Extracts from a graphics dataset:
* BEGIN *

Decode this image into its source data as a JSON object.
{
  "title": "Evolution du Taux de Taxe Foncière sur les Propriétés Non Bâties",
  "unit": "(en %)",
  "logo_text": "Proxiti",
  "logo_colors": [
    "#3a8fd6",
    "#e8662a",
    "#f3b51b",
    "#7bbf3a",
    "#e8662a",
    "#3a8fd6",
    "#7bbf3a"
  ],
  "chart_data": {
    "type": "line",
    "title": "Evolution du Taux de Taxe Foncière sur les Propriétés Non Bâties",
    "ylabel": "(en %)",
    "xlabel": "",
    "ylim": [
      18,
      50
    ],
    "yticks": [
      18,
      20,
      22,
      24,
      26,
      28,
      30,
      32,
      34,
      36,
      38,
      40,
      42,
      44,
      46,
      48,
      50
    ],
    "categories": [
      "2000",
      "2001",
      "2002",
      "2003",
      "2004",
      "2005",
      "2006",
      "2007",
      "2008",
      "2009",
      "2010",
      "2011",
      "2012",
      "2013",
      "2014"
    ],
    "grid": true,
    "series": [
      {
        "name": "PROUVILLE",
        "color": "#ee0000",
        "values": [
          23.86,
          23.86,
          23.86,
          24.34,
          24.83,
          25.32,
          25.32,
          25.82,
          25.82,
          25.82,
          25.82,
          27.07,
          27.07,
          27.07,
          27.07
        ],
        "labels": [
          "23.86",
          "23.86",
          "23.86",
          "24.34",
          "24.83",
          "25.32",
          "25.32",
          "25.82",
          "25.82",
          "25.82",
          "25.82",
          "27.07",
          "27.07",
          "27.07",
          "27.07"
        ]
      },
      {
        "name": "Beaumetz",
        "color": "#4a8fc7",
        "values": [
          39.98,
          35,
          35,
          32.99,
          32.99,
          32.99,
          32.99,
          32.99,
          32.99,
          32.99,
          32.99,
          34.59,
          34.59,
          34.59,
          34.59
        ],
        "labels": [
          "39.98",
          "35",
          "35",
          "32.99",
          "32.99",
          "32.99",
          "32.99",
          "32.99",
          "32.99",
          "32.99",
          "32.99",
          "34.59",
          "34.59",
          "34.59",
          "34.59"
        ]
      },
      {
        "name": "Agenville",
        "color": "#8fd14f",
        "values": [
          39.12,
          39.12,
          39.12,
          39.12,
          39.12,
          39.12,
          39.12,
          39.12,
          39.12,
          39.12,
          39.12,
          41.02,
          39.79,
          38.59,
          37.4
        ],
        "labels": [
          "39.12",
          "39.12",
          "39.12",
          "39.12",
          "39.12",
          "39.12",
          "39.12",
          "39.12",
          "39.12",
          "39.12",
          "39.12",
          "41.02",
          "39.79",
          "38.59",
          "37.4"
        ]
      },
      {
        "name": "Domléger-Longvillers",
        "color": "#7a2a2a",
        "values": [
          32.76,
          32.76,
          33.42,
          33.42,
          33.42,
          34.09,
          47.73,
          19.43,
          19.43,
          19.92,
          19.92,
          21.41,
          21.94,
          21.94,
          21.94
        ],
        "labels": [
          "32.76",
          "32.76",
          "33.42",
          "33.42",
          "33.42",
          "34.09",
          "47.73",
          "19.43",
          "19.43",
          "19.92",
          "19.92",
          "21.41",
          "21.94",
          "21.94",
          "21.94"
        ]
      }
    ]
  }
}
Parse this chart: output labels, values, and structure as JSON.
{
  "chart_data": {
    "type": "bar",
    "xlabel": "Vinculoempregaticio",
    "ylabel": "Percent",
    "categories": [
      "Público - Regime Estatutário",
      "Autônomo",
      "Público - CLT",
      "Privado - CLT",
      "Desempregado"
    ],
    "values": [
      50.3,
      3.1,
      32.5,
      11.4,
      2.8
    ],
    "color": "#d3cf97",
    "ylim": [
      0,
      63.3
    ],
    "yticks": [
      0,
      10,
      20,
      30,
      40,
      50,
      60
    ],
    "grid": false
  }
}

* END *

### EXERCISE DESCRIPTION
Your output consists solely of the lines from the one with "Parse this chart: output" through the last line, copied exactly.

### RESPONSE
Parse this chart: output labels, values, and structure as JSON.
{
  "chart_data": {
    "type": "bar",
    "xlabel": "Vinculoempregaticio",
    "ylabel": "Percent",
    "categories": [
      "Público - Regime Estatutário",
      "Autônomo",
      "Público - CLT",
      "Privado - CLT",
      "Desempregado"
    ],
    "values": [
      50.3,
      3.1,
      32.5,
      11.4,
      2.8
    ],
    "color": "#d3cf97",
    "ylim": [
      0,
      63.3
    ],
    "yticks": [
      0,
      10,
      20,
      30,
      40,
      50,
      60
    ],
    "grid": false
  }
}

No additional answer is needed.